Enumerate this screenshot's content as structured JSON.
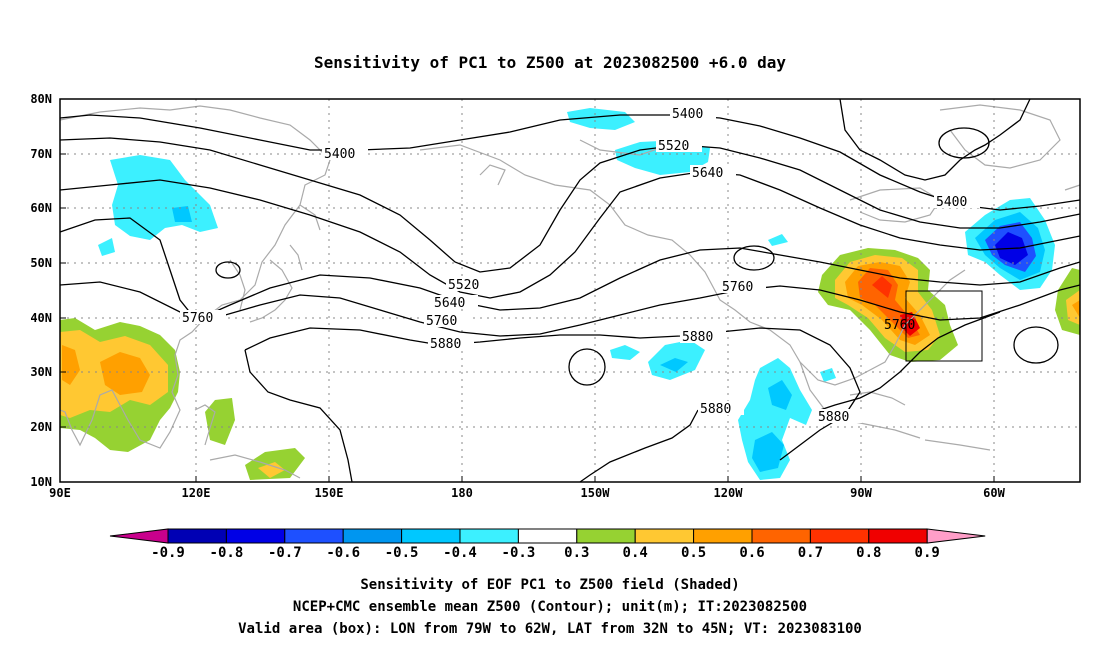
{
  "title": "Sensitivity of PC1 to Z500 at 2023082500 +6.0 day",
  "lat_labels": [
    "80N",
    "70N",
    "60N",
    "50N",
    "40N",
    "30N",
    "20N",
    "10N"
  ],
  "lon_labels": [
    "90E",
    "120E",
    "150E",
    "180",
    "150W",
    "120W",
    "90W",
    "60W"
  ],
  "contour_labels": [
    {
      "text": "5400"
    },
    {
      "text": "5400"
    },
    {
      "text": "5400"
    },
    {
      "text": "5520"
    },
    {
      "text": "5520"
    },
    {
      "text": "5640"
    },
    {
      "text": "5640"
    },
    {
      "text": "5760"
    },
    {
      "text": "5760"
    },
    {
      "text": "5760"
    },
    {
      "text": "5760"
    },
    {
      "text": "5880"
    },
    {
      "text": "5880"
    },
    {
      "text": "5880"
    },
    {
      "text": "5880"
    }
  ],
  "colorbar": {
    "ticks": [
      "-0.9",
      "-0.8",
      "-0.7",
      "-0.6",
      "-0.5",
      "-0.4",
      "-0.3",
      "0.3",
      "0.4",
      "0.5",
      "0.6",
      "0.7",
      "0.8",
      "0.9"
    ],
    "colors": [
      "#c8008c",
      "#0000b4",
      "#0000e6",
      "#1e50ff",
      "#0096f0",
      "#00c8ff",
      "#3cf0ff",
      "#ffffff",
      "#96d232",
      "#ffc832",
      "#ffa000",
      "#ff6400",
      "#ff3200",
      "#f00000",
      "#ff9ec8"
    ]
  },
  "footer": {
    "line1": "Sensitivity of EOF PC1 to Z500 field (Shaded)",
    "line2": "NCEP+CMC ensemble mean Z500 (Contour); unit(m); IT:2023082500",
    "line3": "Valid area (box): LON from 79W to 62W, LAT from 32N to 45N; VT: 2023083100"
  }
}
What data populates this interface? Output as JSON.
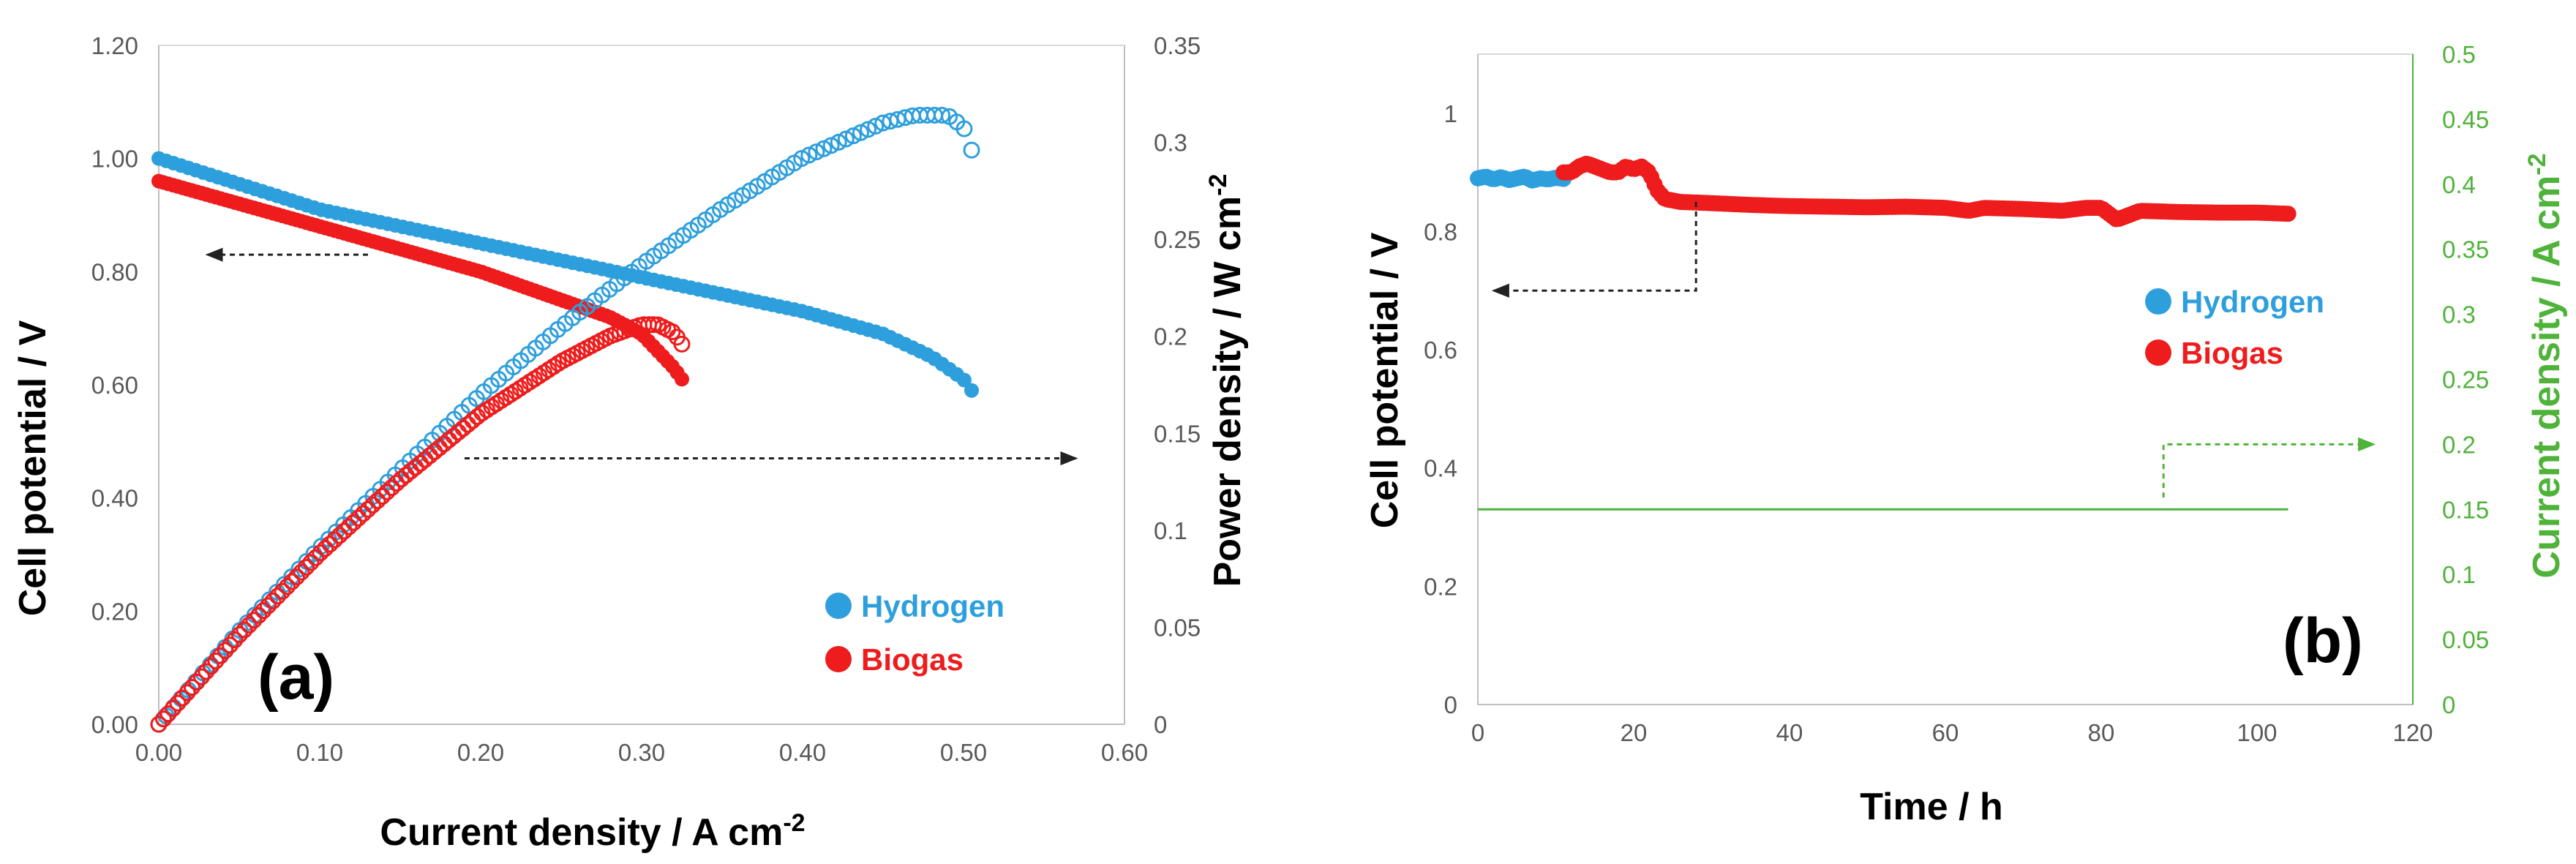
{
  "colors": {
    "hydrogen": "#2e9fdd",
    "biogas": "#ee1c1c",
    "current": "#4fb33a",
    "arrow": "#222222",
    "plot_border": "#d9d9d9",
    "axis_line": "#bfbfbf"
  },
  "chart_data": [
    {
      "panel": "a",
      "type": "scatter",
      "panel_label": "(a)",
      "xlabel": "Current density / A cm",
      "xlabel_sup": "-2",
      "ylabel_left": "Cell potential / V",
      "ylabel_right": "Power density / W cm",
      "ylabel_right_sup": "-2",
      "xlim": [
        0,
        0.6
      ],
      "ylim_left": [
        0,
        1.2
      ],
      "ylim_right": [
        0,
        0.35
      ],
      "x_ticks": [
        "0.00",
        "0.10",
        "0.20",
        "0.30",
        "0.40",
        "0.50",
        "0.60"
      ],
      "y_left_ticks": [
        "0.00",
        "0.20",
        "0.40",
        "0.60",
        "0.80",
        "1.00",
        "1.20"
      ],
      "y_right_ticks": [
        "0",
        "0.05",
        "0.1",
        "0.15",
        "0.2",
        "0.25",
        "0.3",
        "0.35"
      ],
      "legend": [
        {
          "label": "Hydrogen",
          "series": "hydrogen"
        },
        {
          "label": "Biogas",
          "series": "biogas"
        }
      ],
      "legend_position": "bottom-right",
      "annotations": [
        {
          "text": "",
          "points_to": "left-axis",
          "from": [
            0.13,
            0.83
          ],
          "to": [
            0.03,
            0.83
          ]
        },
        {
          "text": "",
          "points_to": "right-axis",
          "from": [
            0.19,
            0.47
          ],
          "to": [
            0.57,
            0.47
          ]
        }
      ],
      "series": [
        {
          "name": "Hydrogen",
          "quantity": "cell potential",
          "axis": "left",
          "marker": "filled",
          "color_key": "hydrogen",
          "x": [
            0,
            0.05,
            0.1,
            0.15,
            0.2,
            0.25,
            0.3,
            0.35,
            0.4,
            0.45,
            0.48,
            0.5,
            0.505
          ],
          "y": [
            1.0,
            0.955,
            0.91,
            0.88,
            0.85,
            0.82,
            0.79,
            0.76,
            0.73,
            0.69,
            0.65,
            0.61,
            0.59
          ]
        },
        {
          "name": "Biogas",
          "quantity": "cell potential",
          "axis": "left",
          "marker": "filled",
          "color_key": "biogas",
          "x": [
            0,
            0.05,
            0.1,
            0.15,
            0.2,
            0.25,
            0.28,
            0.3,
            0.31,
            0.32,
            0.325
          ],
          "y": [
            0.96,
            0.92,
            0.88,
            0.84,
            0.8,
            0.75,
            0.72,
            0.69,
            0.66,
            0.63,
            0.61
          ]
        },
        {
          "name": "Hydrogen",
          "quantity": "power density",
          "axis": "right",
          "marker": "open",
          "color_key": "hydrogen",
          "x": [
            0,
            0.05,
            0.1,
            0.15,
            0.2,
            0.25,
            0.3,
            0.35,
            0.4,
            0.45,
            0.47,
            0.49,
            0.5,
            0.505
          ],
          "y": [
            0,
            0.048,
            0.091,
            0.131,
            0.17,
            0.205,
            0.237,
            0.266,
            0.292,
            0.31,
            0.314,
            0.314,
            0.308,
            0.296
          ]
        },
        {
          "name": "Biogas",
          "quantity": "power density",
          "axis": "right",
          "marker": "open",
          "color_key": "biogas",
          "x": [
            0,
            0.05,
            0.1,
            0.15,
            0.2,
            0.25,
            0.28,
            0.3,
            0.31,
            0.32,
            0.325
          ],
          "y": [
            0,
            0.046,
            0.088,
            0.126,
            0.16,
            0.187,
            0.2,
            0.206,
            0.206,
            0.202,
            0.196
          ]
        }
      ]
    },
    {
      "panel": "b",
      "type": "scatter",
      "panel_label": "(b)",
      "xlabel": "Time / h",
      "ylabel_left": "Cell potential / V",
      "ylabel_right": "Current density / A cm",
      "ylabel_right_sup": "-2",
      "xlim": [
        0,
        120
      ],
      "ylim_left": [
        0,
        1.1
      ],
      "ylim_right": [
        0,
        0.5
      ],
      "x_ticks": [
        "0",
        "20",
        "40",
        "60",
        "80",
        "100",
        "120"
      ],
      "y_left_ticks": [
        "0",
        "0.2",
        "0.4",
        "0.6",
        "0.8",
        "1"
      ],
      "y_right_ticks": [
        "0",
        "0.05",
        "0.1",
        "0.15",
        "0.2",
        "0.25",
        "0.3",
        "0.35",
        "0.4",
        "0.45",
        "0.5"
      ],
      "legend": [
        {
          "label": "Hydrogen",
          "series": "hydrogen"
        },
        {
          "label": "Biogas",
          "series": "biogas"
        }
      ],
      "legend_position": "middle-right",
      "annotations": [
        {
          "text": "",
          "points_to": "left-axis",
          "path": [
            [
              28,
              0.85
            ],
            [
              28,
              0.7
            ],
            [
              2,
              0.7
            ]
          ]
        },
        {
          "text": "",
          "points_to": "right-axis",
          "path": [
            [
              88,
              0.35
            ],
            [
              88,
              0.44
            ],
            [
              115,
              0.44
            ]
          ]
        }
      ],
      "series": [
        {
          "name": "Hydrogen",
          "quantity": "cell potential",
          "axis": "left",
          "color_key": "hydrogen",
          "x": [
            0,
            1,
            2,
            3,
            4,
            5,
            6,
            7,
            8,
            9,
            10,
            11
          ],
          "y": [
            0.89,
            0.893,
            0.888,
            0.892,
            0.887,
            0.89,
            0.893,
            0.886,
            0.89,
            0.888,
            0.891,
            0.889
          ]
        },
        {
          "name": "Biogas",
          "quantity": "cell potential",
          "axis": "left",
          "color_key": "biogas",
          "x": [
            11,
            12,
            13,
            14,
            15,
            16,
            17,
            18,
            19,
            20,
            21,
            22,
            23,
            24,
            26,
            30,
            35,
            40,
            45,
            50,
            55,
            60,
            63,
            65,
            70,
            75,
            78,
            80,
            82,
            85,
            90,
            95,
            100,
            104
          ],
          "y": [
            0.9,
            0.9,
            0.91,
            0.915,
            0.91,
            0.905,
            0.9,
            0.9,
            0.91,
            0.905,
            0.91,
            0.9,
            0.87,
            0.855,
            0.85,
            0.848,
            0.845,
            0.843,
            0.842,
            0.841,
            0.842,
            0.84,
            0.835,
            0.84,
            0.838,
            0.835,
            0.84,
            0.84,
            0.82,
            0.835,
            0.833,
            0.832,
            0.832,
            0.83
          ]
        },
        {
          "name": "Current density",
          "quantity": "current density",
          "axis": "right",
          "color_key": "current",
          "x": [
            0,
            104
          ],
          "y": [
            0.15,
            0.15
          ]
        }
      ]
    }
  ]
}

-*-*-

TASK: Reply with nothing but the number of lines that contain the word "Sensitivity".

COMPLETED TASK: 2